What you are asked to do = Retype the material in full, keeping every word the same.

Dataset entries:

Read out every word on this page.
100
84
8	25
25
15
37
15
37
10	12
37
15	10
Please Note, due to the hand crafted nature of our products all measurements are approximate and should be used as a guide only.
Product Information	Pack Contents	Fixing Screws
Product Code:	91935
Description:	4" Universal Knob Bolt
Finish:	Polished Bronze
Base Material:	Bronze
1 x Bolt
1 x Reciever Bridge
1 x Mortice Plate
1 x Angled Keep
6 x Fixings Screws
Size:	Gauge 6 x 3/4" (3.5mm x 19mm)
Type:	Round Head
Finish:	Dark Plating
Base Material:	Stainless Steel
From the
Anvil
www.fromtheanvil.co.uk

The reply =
Read out every word on this page.
100
84
8	25
25
15
37
15
37
10	12
37
15	10
Please Note, due to the hand crafted nature of our products all measurements are approximate and should be used as a guide only.
Product Information	Pack Contents	Fixing Screws
Product Code:	91935
Description:	4" Universal Knob Bolt
Finish:	Polished Bronze
Base Material:	Bronze
1 x Bolt
1 x Reciever Bridge
1 x Mortice Plate
1 x Angled Keep
6 x Fixings Screws
Size:	Gauge 6 x 3/4" (3.5mm x 19mm)
Type:	Round Head
Finish:	Dark Plating
Base Material:	Stainless Steel
From the
Anvil
www.fromtheanvil.co.uk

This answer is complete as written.